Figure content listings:

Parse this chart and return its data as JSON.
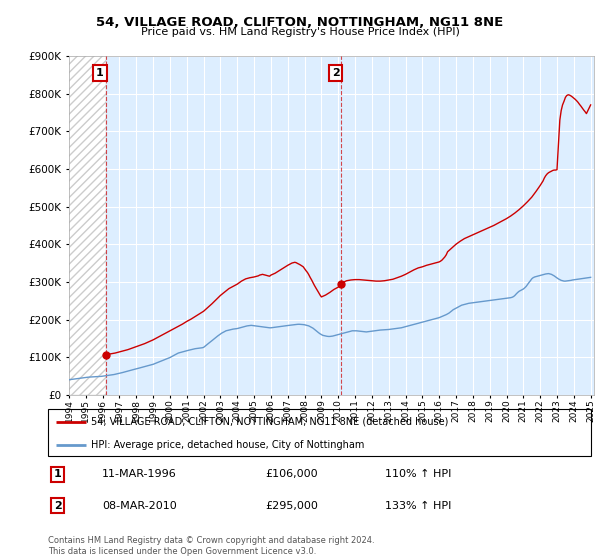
{
  "title": "54, VILLAGE ROAD, CLIFTON, NOTTINGHAM, NG11 8NE",
  "subtitle": "Price paid vs. HM Land Registry's House Price Index (HPI)",
  "legend_line1": "54, VILLAGE ROAD, CLIFTON, NOTTINGHAM, NG11 8NE (detached house)",
  "legend_line2": "HPI: Average price, detached house, City of Nottingham",
  "footnote": "Contains HM Land Registry data © Crown copyright and database right 2024.\nThis data is licensed under the Open Government Licence v3.0.",
  "annotation1_label": "1",
  "annotation1_date": "11-MAR-1996",
  "annotation1_price": "£106,000",
  "annotation1_hpi": "110% ↑ HPI",
  "annotation2_label": "2",
  "annotation2_date": "08-MAR-2010",
  "annotation2_price": "£295,000",
  "annotation2_hpi": "133% ↑ HPI",
  "property_color": "#cc0000",
  "hpi_color": "#6699cc",
  "hpi_fill_color": "#ddeeff",
  "hatch_color": "#cccccc",
  "ylim": [
    0,
    900000
  ],
  "yticks": [
    0,
    100000,
    200000,
    300000,
    400000,
    500000,
    600000,
    700000,
    800000,
    900000
  ],
  "xlim_start": 1994.0,
  "xlim_end": 2025.2,
  "sale1_x": 1996.17,
  "sale2_x": 2010.17,
  "sale1_y": 106000,
  "sale2_y": 295000,
  "hpi_x": [
    1994.0,
    1994.08,
    1994.17,
    1994.25,
    1994.33,
    1994.42,
    1994.5,
    1994.58,
    1994.67,
    1994.75,
    1994.83,
    1994.92,
    1995.0,
    1995.08,
    1995.17,
    1995.25,
    1995.33,
    1995.42,
    1995.5,
    1995.58,
    1995.67,
    1995.75,
    1995.83,
    1995.92,
    1996.0,
    1996.08,
    1996.17,
    1996.25,
    1996.33,
    1996.42,
    1996.5,
    1996.58,
    1996.67,
    1996.75,
    1996.83,
    1996.92,
    1997.0,
    1997.08,
    1997.17,
    1997.25,
    1997.33,
    1997.42,
    1997.5,
    1997.58,
    1997.67,
    1997.75,
    1997.83,
    1997.92,
    1998.0,
    1998.08,
    1998.17,
    1998.25,
    1998.33,
    1998.42,
    1998.5,
    1998.58,
    1998.67,
    1998.75,
    1998.83,
    1998.92,
    1999.0,
    1999.08,
    1999.17,
    1999.25,
    1999.33,
    1999.42,
    1999.5,
    1999.58,
    1999.67,
    1999.75,
    1999.83,
    1999.92,
    2000.0,
    2000.08,
    2000.17,
    2000.25,
    2000.33,
    2000.42,
    2000.5,
    2000.58,
    2000.67,
    2000.75,
    2000.83,
    2000.92,
    2001.0,
    2001.08,
    2001.17,
    2001.25,
    2001.33,
    2001.42,
    2001.5,
    2001.58,
    2001.67,
    2001.75,
    2001.83,
    2001.92,
    2002.0,
    2002.08,
    2002.17,
    2002.25,
    2002.33,
    2002.42,
    2002.5,
    2002.58,
    2002.67,
    2002.75,
    2002.83,
    2002.92,
    2003.0,
    2003.08,
    2003.17,
    2003.25,
    2003.33,
    2003.42,
    2003.5,
    2003.58,
    2003.67,
    2003.75,
    2003.83,
    2003.92,
    2004.0,
    2004.08,
    2004.17,
    2004.25,
    2004.33,
    2004.42,
    2004.5,
    2004.58,
    2004.67,
    2004.75,
    2004.83,
    2004.92,
    2005.0,
    2005.08,
    2005.17,
    2005.25,
    2005.33,
    2005.42,
    2005.5,
    2005.58,
    2005.67,
    2005.75,
    2005.83,
    2005.92,
    2006.0,
    2006.08,
    2006.17,
    2006.25,
    2006.33,
    2006.42,
    2006.5,
    2006.58,
    2006.67,
    2006.75,
    2006.83,
    2006.92,
    2007.0,
    2007.08,
    2007.17,
    2007.25,
    2007.33,
    2007.42,
    2007.5,
    2007.58,
    2007.67,
    2007.75,
    2007.83,
    2007.92,
    2008.0,
    2008.08,
    2008.17,
    2008.25,
    2008.33,
    2008.42,
    2008.5,
    2008.58,
    2008.67,
    2008.75,
    2008.83,
    2008.92,
    2009.0,
    2009.08,
    2009.17,
    2009.25,
    2009.33,
    2009.42,
    2009.5,
    2009.58,
    2009.67,
    2009.75,
    2009.83,
    2009.92,
    2010.0,
    2010.08,
    2010.17,
    2010.25,
    2010.33,
    2010.42,
    2010.5,
    2010.58,
    2010.67,
    2010.75,
    2010.83,
    2010.92,
    2011.0,
    2011.08,
    2011.17,
    2011.25,
    2011.33,
    2011.42,
    2011.5,
    2011.58,
    2011.67,
    2011.75,
    2011.83,
    2011.92,
    2012.0,
    2012.08,
    2012.17,
    2012.25,
    2012.33,
    2012.42,
    2012.5,
    2012.58,
    2012.67,
    2012.75,
    2012.83,
    2012.92,
    2013.0,
    2013.08,
    2013.17,
    2013.25,
    2013.33,
    2013.42,
    2013.5,
    2013.58,
    2013.67,
    2013.75,
    2013.83,
    2013.92,
    2014.0,
    2014.08,
    2014.17,
    2014.25,
    2014.33,
    2014.42,
    2014.5,
    2014.58,
    2014.67,
    2014.75,
    2014.83,
    2014.92,
    2015.0,
    2015.08,
    2015.17,
    2015.25,
    2015.33,
    2015.42,
    2015.5,
    2015.58,
    2015.67,
    2015.75,
    2015.83,
    2015.92,
    2016.0,
    2016.08,
    2016.17,
    2016.25,
    2016.33,
    2016.42,
    2016.5,
    2016.58,
    2016.67,
    2016.75,
    2016.83,
    2016.92,
    2017.0,
    2017.08,
    2017.17,
    2017.25,
    2017.33,
    2017.42,
    2017.5,
    2017.58,
    2017.67,
    2017.75,
    2017.83,
    2017.92,
    2018.0,
    2018.08,
    2018.17,
    2018.25,
    2018.33,
    2018.42,
    2018.5,
    2018.58,
    2018.67,
    2018.75,
    2018.83,
    2018.92,
    2019.0,
    2019.08,
    2019.17,
    2019.25,
    2019.33,
    2019.42,
    2019.5,
    2019.58,
    2019.67,
    2019.75,
    2019.83,
    2019.92,
    2020.0,
    2020.08,
    2020.17,
    2020.25,
    2020.33,
    2020.42,
    2020.5,
    2020.58,
    2020.67,
    2020.75,
    2020.83,
    2020.92,
    2021.0,
    2021.08,
    2021.17,
    2021.25,
    2021.33,
    2021.42,
    2021.5,
    2021.58,
    2021.67,
    2021.75,
    2021.83,
    2021.92,
    2022.0,
    2022.08,
    2022.17,
    2022.25,
    2022.33,
    2022.42,
    2022.5,
    2022.58,
    2022.67,
    2022.75,
    2022.83,
    2022.92,
    2023.0,
    2023.08,
    2023.17,
    2023.25,
    2023.33,
    2023.42,
    2023.5,
    2023.58,
    2023.67,
    2023.75,
    2023.83,
    2023.92,
    2024.0,
    2024.08,
    2024.17,
    2024.25,
    2024.33,
    2024.42,
    2024.5,
    2024.58,
    2024.67,
    2024.75,
    2024.83,
    2024.92,
    2025.0
  ],
  "hpi_y": [
    40000,
    40500,
    41000,
    41500,
    42000,
    42500,
    43000,
    43500,
    44000,
    44500,
    45000,
    45500,
    46000,
    46500,
    47000,
    47200,
    47400,
    47600,
    47800,
    48000,
    48200,
    48400,
    48600,
    49000,
    49500,
    50000,
    50500,
    51000,
    51500,
    52000,
    52500,
    53000,
    53800,
    54600,
    55400,
    56200,
    57000,
    58000,
    59000,
    60000,
    61000,
    62000,
    63000,
    64000,
    65000,
    66000,
    67000,
    68000,
    69000,
    70000,
    71000,
    72000,
    73000,
    74000,
    75000,
    76000,
    77000,
    78000,
    79000,
    80000,
    81000,
    82500,
    84000,
    85500,
    87000,
    88500,
    90000,
    91500,
    93000,
    94500,
    96000,
    97500,
    99000,
    101000,
    103000,
    105000,
    107000,
    109000,
    111000,
    112000,
    113000,
    114000,
    115000,
    116000,
    117000,
    118000,
    119000,
    120000,
    121000,
    122000,
    122500,
    123000,
    123500,
    124000,
    124500,
    125000,
    126000,
    129000,
    132000,
    135000,
    138000,
    141000,
    144000,
    147000,
    150000,
    153000,
    156000,
    159000,
    162000,
    164000,
    166000,
    168000,
    170000,
    171000,
    172000,
    173000,
    174000,
    174500,
    175000,
    175500,
    176000,
    177000,
    178000,
    179000,
    180000,
    181000,
    182000,
    183000,
    183500,
    184000,
    184500,
    184000,
    183500,
    183000,
    182500,
    182000,
    181500,
    181000,
    180500,
    180000,
    179500,
    179000,
    178500,
    178000,
    178000,
    178500,
    179000,
    179500,
    180000,
    180500,
    181000,
    181500,
    182000,
    182500,
    183000,
    183500,
    184000,
    184500,
    185000,
    185500,
    186000,
    186500,
    187000,
    187200,
    187400,
    187200,
    187000,
    186500,
    186000,
    185000,
    184000,
    183000,
    181000,
    179000,
    177000,
    174000,
    171000,
    168000,
    165000,
    162000,
    160000,
    158000,
    157000,
    156000,
    155500,
    155000,
    155000,
    155500,
    156000,
    157000,
    158000,
    159000,
    160000,
    161000,
    162000,
    163000,
    164000,
    165000,
    166000,
    167000,
    168000,
    169000,
    170000,
    170000,
    170000,
    170000,
    169500,
    169000,
    168500,
    168000,
    167500,
    167000,
    167000,
    167500,
    168000,
    168500,
    169000,
    169500,
    170000,
    170500,
    171000,
    171500,
    172000,
    172200,
    172400,
    172600,
    172800,
    173000,
    173500,
    174000,
    174500,
    175000,
    175500,
    176000,
    176500,
    177000,
    177500,
    178000,
    179000,
    180000,
    181000,
    182000,
    183000,
    184000,
    185000,
    186000,
    187000,
    188000,
    189000,
    190000,
    191000,
    192000,
    193000,
    194000,
    195000,
    196000,
    197000,
    198000,
    199000,
    200000,
    201000,
    202000,
    203000,
    204000,
    205000,
    206500,
    208000,
    209500,
    211000,
    213000,
    215000,
    217000,
    220000,
    223000,
    226000,
    228000,
    230000,
    232000,
    234000,
    236000,
    238000,
    239000,
    240000,
    241000,
    242000,
    243000,
    243500,
    244000,
    244500,
    245000,
    245500,
    246000,
    246500,
    247000,
    247500,
    248000,
    248500,
    249000,
    249500,
    250000,
    250500,
    251000,
    251500,
    252000,
    252500,
    253000,
    253500,
    254000,
    254500,
    255000,
    255500,
    256000,
    256500,
    257000,
    257500,
    258000,
    259000,
    261000,
    264000,
    268000,
    272000,
    275000,
    277000,
    279000,
    281000,
    284000,
    288000,
    293000,
    298000,
    303000,
    308000,
    311000,
    313000,
    314000,
    315000,
    316000,
    317000,
    318000,
    319000,
    320000,
    321000,
    321500,
    322000,
    321000,
    320000,
    318000,
    316000,
    313000,
    310000,
    308000,
    306000,
    304000,
    303000,
    302000,
    302000,
    302500,
    303000,
    303500,
    304000,
    305000,
    305500,
    306000,
    306500,
    307000,
    307500,
    308000,
    308500,
    309000,
    309500,
    310000,
    310500,
    311000,
    312000
  ],
  "prop_x": [
    1996.17,
    1996.25,
    1996.5,
    1996.75,
    1997.0,
    1997.25,
    1997.5,
    1997.75,
    1998.0,
    1998.25,
    1998.5,
    1998.75,
    1999.0,
    1999.25,
    1999.5,
    1999.75,
    2000.0,
    2000.25,
    2000.5,
    2000.75,
    2001.0,
    2001.25,
    2001.5,
    2001.75,
    2002.0,
    2002.25,
    2002.5,
    2002.75,
    2003.0,
    2003.25,
    2003.5,
    2003.75,
    2004.0,
    2004.25,
    2004.5,
    2004.75,
    2005.0,
    2005.25,
    2005.33,
    2005.42,
    2005.5,
    2005.58,
    2005.67,
    2005.75,
    2005.83,
    2005.92,
    2006.0,
    2006.25,
    2006.5,
    2006.75,
    2007.0,
    2007.25,
    2007.42,
    2007.5,
    2007.58,
    2007.67,
    2007.75,
    2007.92,
    2008.0,
    2008.08,
    2008.17,
    2008.25,
    2008.33,
    2008.42,
    2008.5,
    2008.58,
    2008.67,
    2008.75,
    2008.83,
    2008.92,
    2009.0,
    2009.25,
    2009.5,
    2009.75,
    2010.0,
    2010.08,
    2010.17,
    2010.17,
    2010.25,
    2010.5,
    2010.75,
    2011.0,
    2011.25,
    2011.5,
    2011.75,
    2012.0,
    2012.25,
    2012.5,
    2012.75,
    2013.0,
    2013.25,
    2013.5,
    2013.75,
    2014.0,
    2014.25,
    2014.5,
    2014.75,
    2015.0,
    2015.25,
    2015.5,
    2015.75,
    2016.0,
    2016.08,
    2016.17,
    2016.25,
    2016.33,
    2016.42,
    2016.5,
    2016.75,
    2017.0,
    2017.25,
    2017.5,
    2017.75,
    2018.0,
    2018.25,
    2018.5,
    2018.75,
    2019.0,
    2019.25,
    2019.5,
    2019.75,
    2020.0,
    2020.25,
    2020.5,
    2020.75,
    2021.0,
    2021.25,
    2021.5,
    2021.75,
    2022.0,
    2022.17,
    2022.25,
    2022.33,
    2022.42,
    2022.5,
    2022.58,
    2022.67,
    2022.75,
    2022.83,
    2022.92,
    2023.0,
    2023.17,
    2023.25,
    2023.33,
    2023.42,
    2023.5,
    2023.58,
    2023.67,
    2023.75,
    2023.83,
    2023.92,
    2024.0,
    2024.08,
    2024.17,
    2024.25,
    2024.33,
    2024.42,
    2024.5,
    2024.58,
    2024.67,
    2024.75,
    2025.0
  ],
  "prop_y": [
    106000,
    107000,
    109000,
    111000,
    114000,
    117000,
    120000,
    124000,
    128000,
    132000,
    136000,
    141000,
    146000,
    152000,
    158000,
    164000,
    170000,
    176000,
    182000,
    188000,
    195000,
    201000,
    208000,
    215000,
    222000,
    232000,
    242000,
    253000,
    264000,
    273000,
    282000,
    288000,
    294000,
    302000,
    308000,
    311000,
    313000,
    316000,
    318000,
    319000,
    320000,
    319000,
    318000,
    317000,
    316000,
    315000,
    318000,
    323000,
    330000,
    337000,
    344000,
    350000,
    352000,
    351000,
    349000,
    347000,
    345000,
    340000,
    335000,
    330000,
    325000,
    319000,
    312000,
    305000,
    298000,
    291000,
    284000,
    278000,
    272000,
    265000,
    260000,
    265000,
    272000,
    280000,
    286000,
    291000,
    295000,
    295000,
    298000,
    303000,
    305000,
    306000,
    306000,
    305000,
    304000,
    303000,
    302000,
    302000,
    303000,
    305000,
    307000,
    311000,
    315000,
    320000,
    326000,
    332000,
    337000,
    340000,
    344000,
    347000,
    350000,
    353000,
    355000,
    358000,
    362000,
    366000,
    372000,
    380000,
    390000,
    400000,
    408000,
    415000,
    420000,
    425000,
    430000,
    435000,
    440000,
    445000,
    450000,
    456000,
    462000,
    468000,
    475000,
    483000,
    492000,
    502000,
    513000,
    525000,
    540000,
    556000,
    568000,
    576000,
    582000,
    587000,
    590000,
    592000,
    594000,
    596000,
    597000,
    597000,
    598000,
    730000,
    755000,
    770000,
    780000,
    790000,
    795000,
    797000,
    796000,
    794000,
    791000,
    788000,
    785000,
    781000,
    777000,
    772000,
    767000,
    762000,
    757000,
    752000,
    747000,
    770000
  ]
}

## [WHAT IS EXPECTED]
Copy out each line of the listing that holds "detached".

## [OUTPUT FOR THIS EXERCISE]
  "legend_line1": "54, VILLAGE ROAD, CLIFTON, NOTTINGHAM, NG11 8NE (detached house)",
  "legend_line2": "HPI: Average price, detached house, City of Nottingham",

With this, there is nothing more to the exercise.